Auf Wiedersehen im März. Bernard Slade.

Komödie.                  

Urs Bürgin. Städtebundtheater Biel–Solothurn.

Bieler Tagblatt, 17. Oktober 1978.

 

 

Auf Erfolg hin getrimmt

 

Das Plakat zeigt acht Fotos: Aussenansichten eines verlassenen Motels, nachts, mit blauschimmernden Neonbuchstaben, die sich aus dem Dunkel schälen. Bild für Bild die gleiche Aufnahme. Unverändert.

 

Die Aufführung zeigt ein Zimmer dieser kalifornischen Absteige, über einen Zeitraum von 25 Jahren. Mit unverändertem Mobiliar, Szene für Szene. Das einzige, was sich ändert, ist das Paar, das sich hier trifft, jedes Jahr zur gleichen Zeit. Er heisst George, sie Doris. Er ist anfangs ein kleiner, gehemmter Buchhalter, der es zum Anlageberater für Multimillionäre bringt, um dann zu merken, dass Geld allein nicht glücklich macht. Er absolviert psychoanalytische Trainingslager, kehrt in eine bescheidenere berufliche Stellung zurück und versucht, ein sinnvolleres Leben zu führen.

+ + + + + + +

WAS ZU TUN IST:
(A) Gib den Abschnitt der Theaterkritik aus, beginnend bei „Auf Erfolg hin“ und endend bei „gleiche Aufnahme. Unverändert.“.
(B) Übersetze bitte folgenden Satz aus der Theaterkritik ins Englische: „Das einzige, was sich ändert, ist das Paar, das sich hier trifft, jedes Jahr zur gleichen Zeit.“
(C) Erkläre in ein bis drei Sätzen, warum George laut der Theaterkritik in eine bescheidenere berufliche Stellung zurückkehrt.

DATENZEILEN:
+ + + + + + +

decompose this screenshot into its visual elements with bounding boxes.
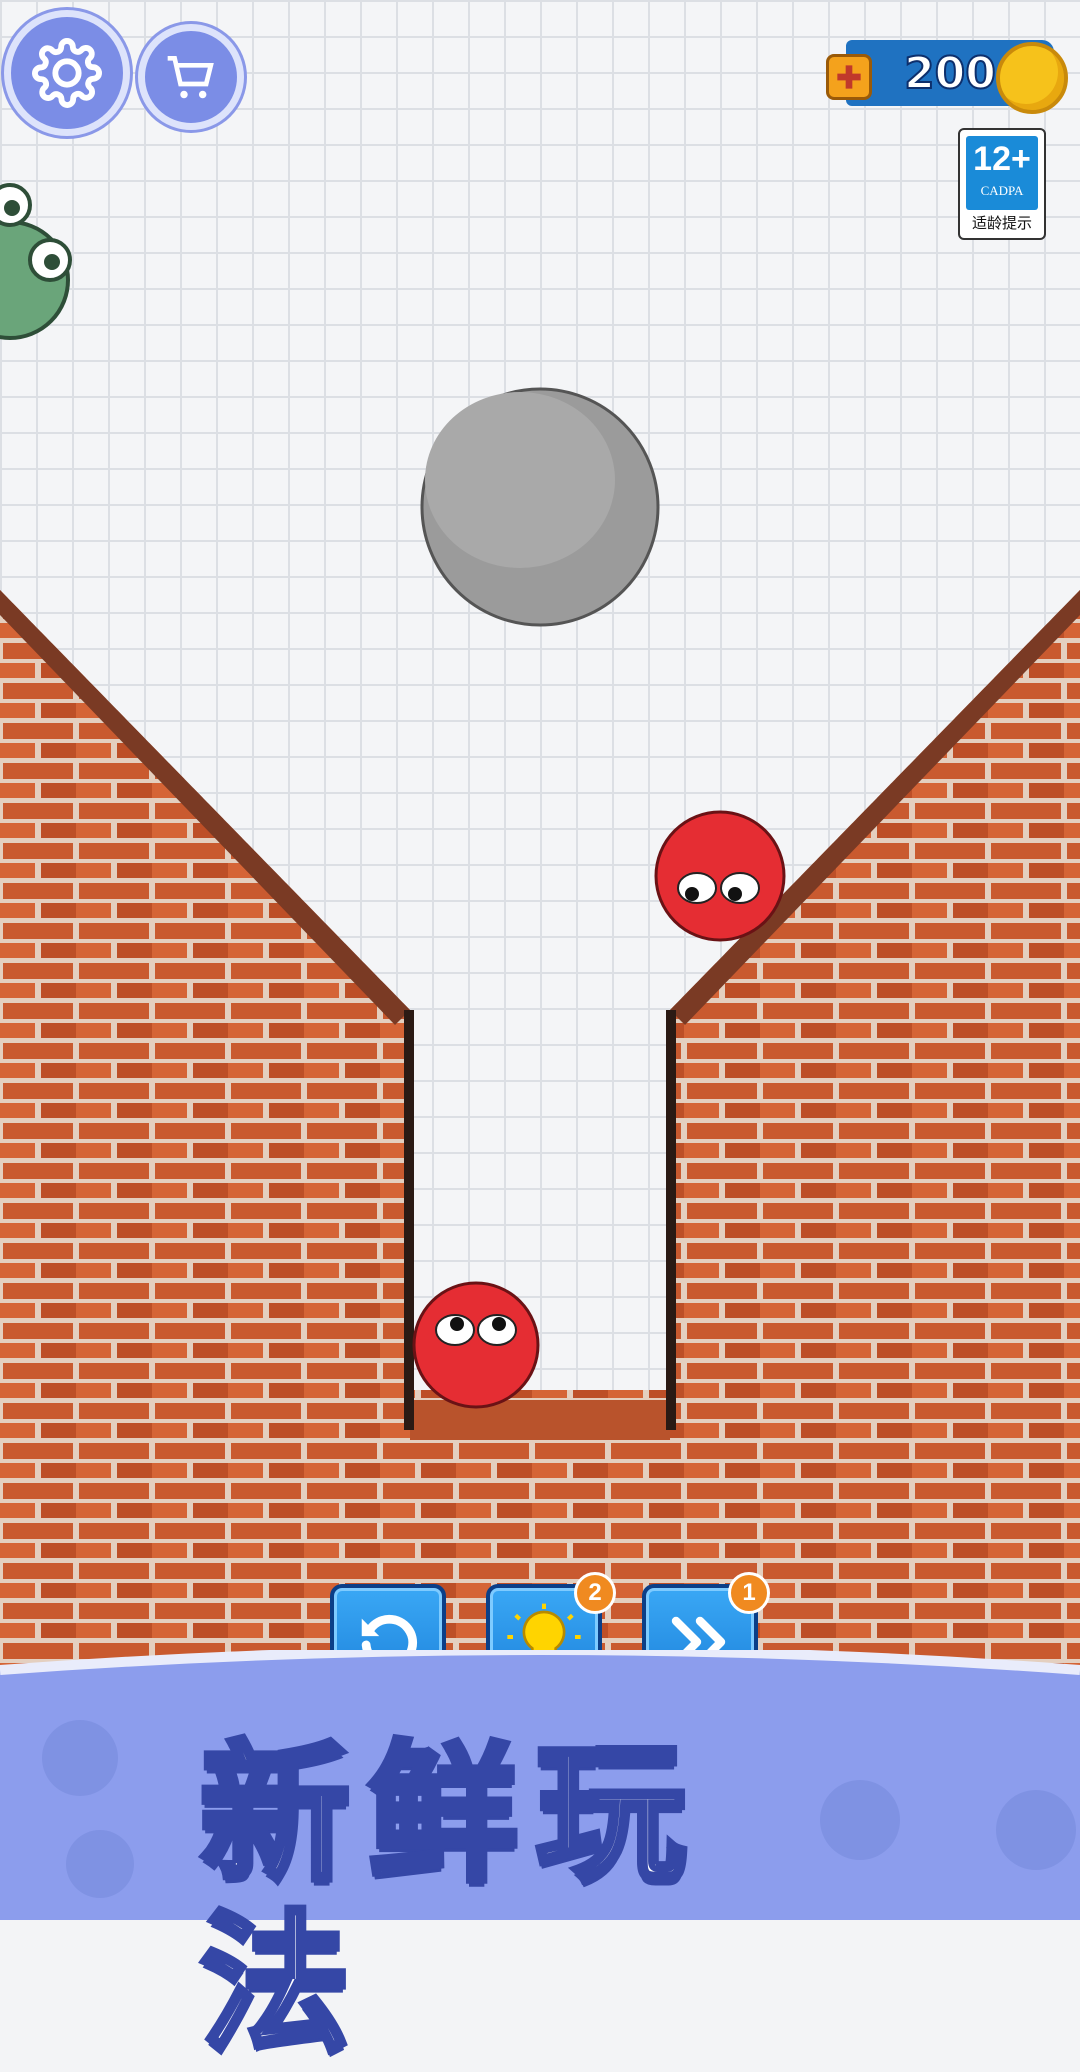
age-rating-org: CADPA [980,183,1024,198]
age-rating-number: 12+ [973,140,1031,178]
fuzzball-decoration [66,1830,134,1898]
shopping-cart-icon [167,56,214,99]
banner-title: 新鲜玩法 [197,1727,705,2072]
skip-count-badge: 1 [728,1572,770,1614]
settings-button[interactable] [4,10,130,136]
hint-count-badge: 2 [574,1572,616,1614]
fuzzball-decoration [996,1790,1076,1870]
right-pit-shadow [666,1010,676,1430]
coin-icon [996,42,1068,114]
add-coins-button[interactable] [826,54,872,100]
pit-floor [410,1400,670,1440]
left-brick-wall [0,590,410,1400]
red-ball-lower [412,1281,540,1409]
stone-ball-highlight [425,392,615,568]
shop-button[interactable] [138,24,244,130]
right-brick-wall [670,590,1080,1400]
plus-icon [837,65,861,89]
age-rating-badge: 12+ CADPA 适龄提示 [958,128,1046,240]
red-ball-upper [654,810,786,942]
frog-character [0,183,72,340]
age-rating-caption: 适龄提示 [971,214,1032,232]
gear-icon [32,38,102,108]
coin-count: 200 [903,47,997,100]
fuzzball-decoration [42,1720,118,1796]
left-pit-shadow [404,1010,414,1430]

+ + + + + + +

LÖSUNGEN JE AUFGABE:
(A)
Auf Erfolg hin getrimmt

 

Das Plakat zeigt acht Fotos: Aussenansichten eines verlassenen Motels, nachts, mit blauschimmernden Neonbuchstaben, die sich aus dem Dunkel schälen. Bild für Bild die gleiche Aufnahme. Unverändert.

(B) The only thing that changes is the couple who meet here, every year at the same time.

(C) Als Anlageberater für Multimillionäre merkt George, dass Geld allein nicht glücklich macht. Nach psychoanalytischen Trainingslagern kehrt er deshalb in eine bescheidenere Stellung zurück und versucht, ein sinnvolleres Leben zu führen.